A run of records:

+===+

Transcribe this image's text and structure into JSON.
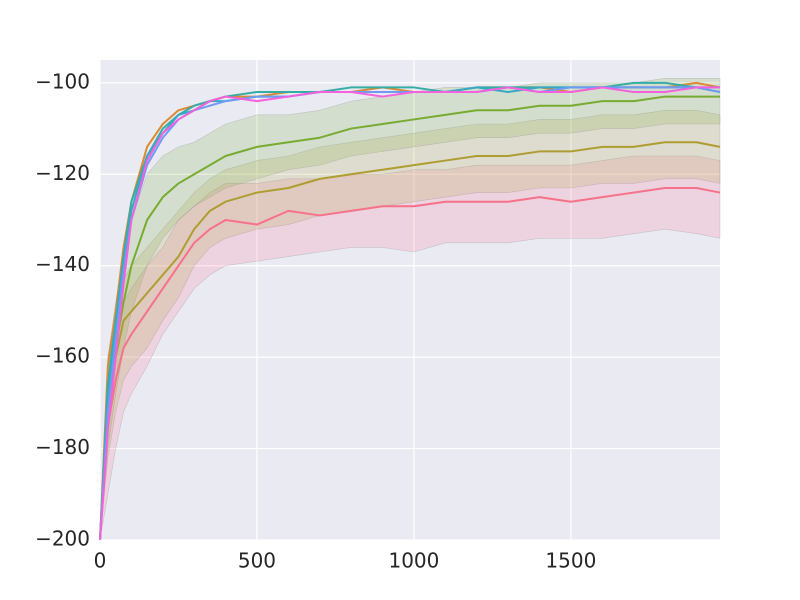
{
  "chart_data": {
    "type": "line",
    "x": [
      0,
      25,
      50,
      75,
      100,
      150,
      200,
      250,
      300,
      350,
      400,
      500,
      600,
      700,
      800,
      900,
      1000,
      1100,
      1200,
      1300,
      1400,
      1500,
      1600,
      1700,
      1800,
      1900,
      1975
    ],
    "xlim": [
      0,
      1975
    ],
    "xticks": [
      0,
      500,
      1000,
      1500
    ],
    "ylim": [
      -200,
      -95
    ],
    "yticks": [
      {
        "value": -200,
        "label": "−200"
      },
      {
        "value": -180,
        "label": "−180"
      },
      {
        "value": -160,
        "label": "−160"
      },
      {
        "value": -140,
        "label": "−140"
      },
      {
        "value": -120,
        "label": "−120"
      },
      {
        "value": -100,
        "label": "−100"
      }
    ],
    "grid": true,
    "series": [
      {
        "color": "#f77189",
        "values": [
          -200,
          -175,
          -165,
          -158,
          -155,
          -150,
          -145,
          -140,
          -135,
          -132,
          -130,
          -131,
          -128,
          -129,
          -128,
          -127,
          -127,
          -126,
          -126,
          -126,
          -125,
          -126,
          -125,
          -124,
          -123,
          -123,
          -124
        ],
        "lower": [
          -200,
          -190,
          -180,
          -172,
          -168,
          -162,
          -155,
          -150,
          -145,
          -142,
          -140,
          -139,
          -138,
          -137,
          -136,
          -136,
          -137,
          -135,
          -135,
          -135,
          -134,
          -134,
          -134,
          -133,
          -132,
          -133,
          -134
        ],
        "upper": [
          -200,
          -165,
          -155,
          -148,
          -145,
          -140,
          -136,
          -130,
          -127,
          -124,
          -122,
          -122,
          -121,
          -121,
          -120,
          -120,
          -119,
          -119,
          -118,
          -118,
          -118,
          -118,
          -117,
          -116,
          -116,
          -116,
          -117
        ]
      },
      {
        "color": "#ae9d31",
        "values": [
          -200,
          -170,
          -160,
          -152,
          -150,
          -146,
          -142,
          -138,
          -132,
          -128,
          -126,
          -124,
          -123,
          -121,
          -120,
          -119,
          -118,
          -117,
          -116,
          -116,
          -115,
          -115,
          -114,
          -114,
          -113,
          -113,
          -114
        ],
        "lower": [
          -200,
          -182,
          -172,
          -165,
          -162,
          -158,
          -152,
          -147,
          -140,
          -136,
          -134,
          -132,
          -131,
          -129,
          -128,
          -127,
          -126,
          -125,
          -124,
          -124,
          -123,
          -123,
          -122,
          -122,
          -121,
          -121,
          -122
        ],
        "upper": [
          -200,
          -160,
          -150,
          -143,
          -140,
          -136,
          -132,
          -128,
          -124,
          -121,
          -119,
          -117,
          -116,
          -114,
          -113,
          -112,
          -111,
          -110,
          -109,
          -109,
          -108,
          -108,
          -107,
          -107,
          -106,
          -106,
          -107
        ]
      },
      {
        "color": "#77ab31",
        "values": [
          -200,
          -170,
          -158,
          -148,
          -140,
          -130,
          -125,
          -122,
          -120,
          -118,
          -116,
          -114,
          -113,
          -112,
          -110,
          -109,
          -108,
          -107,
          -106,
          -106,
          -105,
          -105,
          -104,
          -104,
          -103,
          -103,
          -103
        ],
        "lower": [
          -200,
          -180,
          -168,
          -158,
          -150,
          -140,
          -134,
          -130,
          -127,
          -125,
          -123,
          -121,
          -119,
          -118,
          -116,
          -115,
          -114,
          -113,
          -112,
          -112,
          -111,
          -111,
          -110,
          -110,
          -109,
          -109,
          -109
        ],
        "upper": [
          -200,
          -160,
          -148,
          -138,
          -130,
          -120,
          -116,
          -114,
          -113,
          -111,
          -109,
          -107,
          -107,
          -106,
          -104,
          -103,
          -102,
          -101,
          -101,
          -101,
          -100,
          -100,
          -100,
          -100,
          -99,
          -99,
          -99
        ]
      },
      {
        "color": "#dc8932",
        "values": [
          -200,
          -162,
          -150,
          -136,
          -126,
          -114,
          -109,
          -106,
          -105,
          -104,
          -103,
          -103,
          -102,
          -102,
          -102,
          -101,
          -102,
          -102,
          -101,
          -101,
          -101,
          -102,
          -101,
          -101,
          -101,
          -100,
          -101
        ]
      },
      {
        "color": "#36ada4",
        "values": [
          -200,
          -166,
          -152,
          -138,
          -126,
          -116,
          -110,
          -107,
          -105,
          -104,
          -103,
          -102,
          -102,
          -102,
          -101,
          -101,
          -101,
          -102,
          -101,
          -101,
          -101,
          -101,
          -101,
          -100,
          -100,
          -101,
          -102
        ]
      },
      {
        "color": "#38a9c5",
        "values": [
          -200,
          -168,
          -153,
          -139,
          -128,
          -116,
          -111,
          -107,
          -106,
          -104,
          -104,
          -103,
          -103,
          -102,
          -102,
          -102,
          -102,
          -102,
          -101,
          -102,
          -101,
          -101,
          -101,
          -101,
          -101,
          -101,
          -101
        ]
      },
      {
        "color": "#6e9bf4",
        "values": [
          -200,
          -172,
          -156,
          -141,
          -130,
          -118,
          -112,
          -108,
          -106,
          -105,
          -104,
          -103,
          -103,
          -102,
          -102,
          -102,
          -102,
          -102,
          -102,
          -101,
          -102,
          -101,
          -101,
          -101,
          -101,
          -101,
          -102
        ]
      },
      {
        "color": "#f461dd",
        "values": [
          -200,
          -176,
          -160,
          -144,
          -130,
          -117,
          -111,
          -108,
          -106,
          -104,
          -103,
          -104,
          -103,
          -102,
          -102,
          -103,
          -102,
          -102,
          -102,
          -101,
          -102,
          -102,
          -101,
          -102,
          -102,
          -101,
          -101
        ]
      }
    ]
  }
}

+===+

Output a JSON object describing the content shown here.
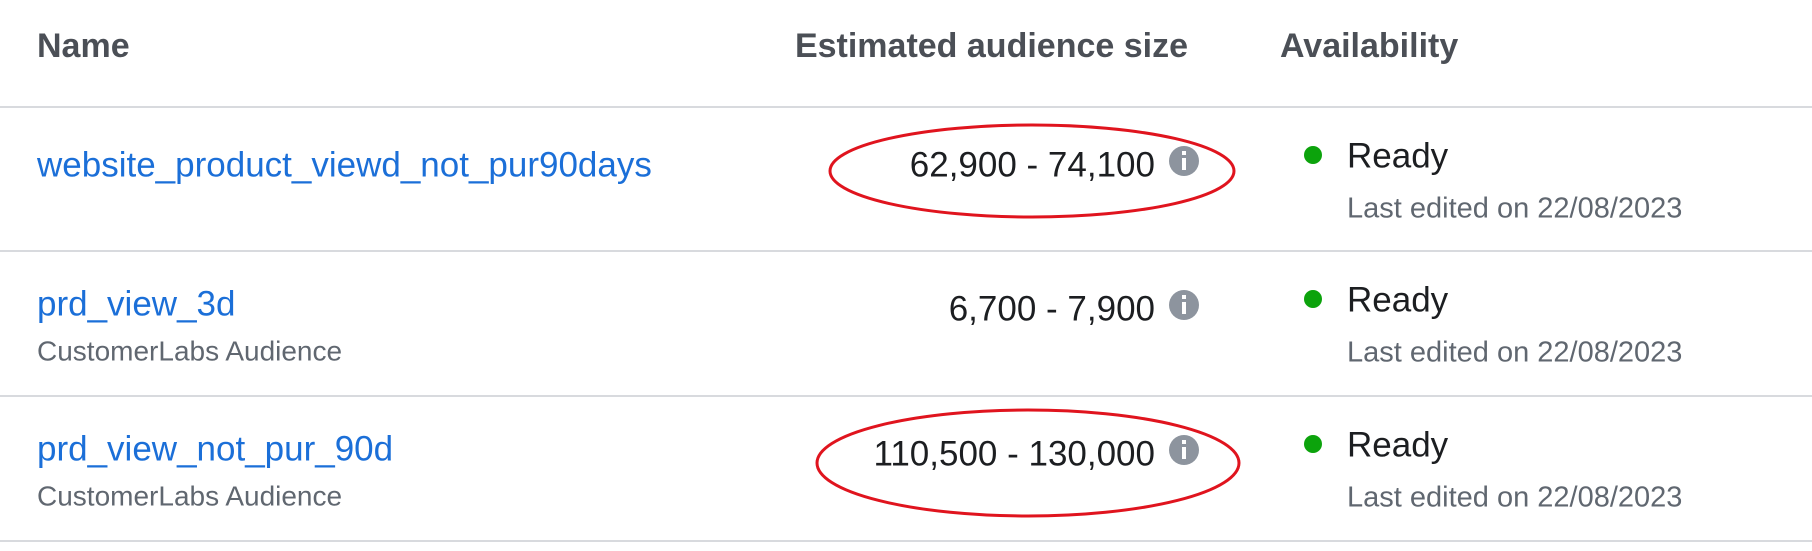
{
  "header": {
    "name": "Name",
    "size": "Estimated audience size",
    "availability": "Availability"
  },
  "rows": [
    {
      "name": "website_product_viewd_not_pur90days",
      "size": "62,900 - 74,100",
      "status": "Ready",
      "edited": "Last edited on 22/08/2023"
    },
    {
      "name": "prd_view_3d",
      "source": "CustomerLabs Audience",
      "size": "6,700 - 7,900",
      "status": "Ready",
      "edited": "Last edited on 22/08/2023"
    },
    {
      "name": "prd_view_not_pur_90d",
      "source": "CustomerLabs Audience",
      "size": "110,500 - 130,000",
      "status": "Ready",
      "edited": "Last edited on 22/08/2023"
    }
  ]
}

+===+

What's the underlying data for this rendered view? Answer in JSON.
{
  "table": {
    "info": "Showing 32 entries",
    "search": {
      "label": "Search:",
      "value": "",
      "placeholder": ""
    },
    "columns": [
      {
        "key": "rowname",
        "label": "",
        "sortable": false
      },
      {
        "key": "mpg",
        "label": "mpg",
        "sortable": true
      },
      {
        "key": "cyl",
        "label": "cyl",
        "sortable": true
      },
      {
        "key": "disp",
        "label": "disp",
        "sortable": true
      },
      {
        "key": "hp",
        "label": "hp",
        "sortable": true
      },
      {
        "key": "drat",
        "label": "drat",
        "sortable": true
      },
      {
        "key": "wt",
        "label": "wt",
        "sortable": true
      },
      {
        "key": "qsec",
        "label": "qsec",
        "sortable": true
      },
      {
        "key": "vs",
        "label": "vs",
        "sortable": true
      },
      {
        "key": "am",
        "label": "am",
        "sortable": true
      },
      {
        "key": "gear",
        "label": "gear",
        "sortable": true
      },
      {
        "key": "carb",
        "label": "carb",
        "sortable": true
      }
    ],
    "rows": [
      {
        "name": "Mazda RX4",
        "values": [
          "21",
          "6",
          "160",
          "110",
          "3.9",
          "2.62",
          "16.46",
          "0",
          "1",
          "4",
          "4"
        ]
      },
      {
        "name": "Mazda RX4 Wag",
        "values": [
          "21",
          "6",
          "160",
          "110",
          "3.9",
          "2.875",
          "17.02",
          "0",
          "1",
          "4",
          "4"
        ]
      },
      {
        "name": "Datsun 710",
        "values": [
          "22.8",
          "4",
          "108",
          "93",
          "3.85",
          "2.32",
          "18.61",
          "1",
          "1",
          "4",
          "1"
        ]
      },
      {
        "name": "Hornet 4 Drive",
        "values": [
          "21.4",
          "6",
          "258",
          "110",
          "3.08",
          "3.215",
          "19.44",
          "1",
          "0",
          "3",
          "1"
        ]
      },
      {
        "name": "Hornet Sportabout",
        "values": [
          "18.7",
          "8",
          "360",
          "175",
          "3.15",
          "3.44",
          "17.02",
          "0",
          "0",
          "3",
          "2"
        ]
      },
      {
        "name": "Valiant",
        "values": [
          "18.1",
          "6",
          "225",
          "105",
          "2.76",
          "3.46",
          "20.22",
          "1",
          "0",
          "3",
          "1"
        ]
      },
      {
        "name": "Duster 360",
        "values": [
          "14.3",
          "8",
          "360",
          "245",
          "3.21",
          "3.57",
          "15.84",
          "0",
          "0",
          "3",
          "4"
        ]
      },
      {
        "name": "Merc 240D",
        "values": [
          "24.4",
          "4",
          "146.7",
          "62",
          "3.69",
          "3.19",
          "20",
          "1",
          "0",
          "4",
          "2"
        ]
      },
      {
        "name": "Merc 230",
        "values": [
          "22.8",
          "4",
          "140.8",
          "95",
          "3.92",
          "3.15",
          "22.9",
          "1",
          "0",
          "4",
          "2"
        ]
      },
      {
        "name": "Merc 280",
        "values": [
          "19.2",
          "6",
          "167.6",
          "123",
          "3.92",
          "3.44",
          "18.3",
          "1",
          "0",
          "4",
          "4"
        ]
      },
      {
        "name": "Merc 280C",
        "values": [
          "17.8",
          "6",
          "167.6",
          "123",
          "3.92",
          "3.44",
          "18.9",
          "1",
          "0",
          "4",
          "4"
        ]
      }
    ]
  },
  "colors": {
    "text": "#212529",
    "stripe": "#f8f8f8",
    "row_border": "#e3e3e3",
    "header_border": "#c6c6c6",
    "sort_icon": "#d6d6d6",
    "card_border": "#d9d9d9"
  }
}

+===+

TASK STATEMENT:
Show every line that contains the word "Hornet".

WORKED SOLUTION:
        "name": "Hornet 4 Drive",
        "name": "Hornet Sportabout",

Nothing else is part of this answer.